▶ [Exercise instructions] Each line containing the word "Omega" needs to be copied.

▶ [Records shown]
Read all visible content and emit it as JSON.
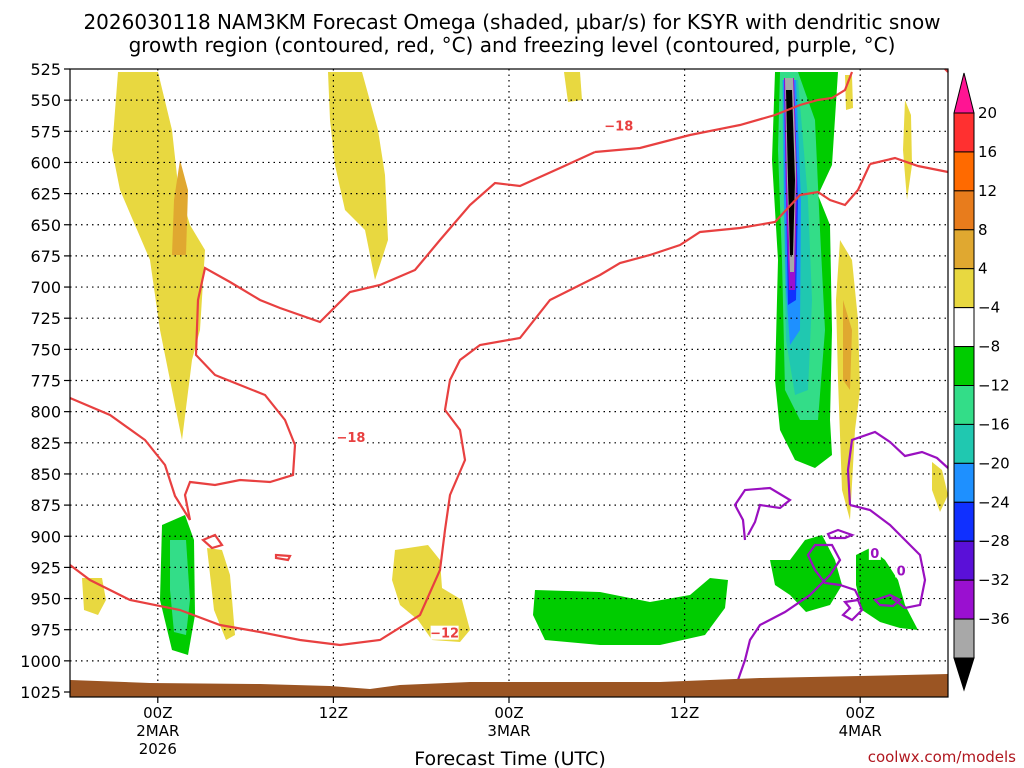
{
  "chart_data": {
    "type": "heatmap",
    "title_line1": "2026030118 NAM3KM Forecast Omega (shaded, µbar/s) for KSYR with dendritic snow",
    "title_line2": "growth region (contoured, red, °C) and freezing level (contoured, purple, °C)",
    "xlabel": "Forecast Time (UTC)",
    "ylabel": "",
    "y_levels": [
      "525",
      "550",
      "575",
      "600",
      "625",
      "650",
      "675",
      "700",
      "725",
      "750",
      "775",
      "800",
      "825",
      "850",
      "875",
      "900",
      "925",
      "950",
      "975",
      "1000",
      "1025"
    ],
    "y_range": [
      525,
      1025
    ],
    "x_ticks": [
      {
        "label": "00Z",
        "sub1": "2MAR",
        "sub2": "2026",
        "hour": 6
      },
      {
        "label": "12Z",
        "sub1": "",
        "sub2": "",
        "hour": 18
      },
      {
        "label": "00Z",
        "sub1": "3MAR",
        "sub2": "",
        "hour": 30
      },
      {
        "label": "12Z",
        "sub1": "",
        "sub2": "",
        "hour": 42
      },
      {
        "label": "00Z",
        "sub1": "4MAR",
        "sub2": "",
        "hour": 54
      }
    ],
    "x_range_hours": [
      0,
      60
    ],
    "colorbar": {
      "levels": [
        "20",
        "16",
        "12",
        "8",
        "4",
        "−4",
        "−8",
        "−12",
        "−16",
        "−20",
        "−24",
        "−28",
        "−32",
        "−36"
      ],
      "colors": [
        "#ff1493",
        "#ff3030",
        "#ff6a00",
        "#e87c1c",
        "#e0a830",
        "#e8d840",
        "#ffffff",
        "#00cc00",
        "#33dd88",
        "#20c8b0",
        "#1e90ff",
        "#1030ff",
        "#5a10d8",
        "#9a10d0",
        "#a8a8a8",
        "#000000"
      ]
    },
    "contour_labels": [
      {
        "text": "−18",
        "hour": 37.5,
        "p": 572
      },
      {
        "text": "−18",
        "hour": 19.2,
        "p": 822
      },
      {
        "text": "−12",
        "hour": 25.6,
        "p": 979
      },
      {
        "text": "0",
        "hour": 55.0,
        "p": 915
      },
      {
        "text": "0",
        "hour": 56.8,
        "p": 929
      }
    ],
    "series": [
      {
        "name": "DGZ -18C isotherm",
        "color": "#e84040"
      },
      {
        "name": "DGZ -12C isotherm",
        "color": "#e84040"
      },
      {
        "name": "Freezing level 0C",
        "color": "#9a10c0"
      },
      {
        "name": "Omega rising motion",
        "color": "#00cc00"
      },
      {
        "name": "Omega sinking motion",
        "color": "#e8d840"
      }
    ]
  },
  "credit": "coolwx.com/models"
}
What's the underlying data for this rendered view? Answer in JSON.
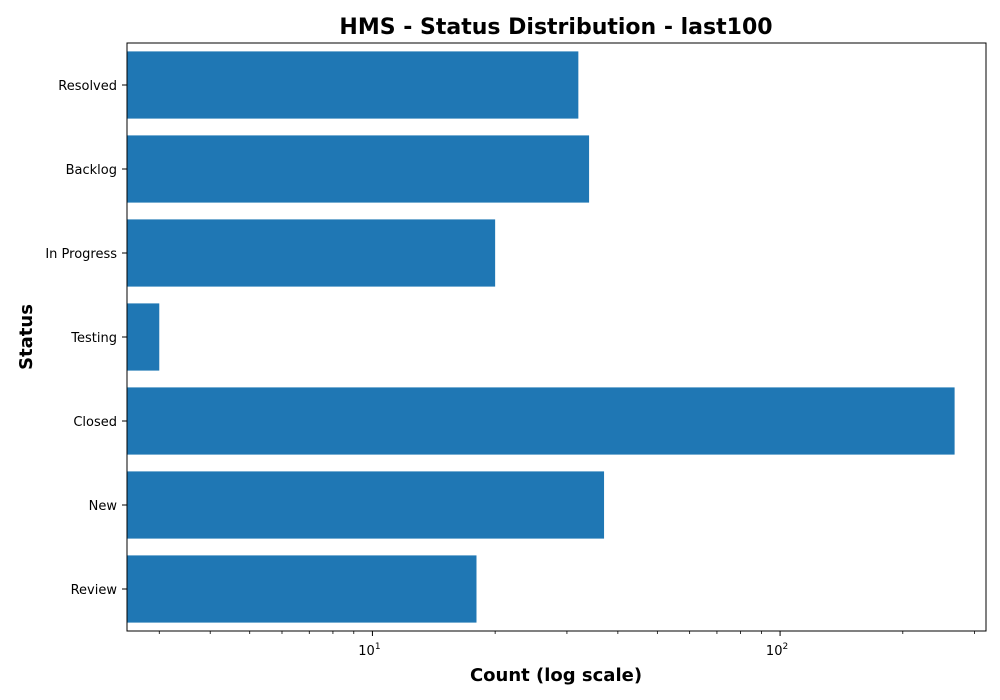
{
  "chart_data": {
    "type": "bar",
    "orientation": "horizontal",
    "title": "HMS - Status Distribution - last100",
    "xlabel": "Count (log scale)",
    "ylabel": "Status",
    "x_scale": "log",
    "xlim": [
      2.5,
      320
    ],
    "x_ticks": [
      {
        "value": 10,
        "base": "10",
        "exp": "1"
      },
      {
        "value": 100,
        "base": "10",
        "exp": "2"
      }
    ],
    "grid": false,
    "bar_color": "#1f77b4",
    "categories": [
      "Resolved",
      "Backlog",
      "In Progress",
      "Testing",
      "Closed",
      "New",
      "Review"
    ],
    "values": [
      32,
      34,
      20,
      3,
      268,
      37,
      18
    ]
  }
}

...

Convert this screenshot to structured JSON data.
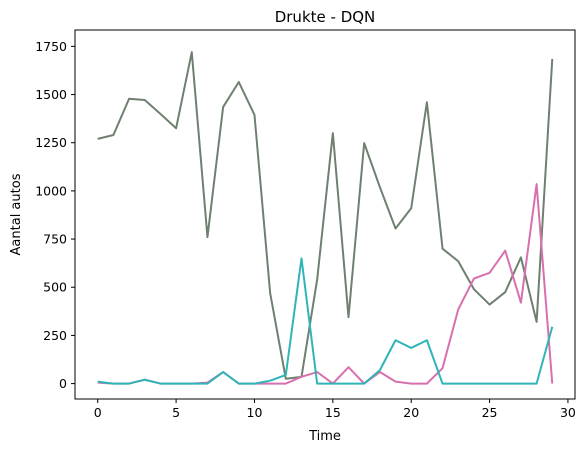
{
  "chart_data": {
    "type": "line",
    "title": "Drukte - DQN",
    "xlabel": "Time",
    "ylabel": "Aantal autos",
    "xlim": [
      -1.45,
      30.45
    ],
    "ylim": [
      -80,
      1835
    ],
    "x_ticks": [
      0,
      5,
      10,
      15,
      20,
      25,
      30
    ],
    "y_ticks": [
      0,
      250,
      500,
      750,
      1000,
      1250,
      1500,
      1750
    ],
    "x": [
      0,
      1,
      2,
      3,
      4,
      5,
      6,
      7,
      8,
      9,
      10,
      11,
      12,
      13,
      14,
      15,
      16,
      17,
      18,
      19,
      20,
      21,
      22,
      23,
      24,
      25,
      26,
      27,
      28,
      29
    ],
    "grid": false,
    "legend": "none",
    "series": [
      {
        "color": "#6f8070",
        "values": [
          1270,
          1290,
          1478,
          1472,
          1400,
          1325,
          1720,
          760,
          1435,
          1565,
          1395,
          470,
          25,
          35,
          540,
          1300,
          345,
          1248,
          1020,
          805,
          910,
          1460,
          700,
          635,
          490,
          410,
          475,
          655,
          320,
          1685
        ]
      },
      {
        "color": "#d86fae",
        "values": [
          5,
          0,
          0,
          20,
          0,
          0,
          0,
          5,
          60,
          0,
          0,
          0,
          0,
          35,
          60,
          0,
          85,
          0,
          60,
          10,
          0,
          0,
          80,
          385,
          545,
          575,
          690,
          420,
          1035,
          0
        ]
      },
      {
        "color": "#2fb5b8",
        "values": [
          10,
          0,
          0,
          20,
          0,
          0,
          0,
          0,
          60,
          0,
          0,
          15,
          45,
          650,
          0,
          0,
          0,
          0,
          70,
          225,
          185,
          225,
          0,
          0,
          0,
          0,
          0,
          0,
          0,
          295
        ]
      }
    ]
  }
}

▶ [Expected answer]
    "title_line1": "2026030118 NAM3KM Forecast Omega (shaded, µbar/s) for KSYR with dendritic snow",
        "name": "Omega rising motion",
        "name": "Omega sinking motion",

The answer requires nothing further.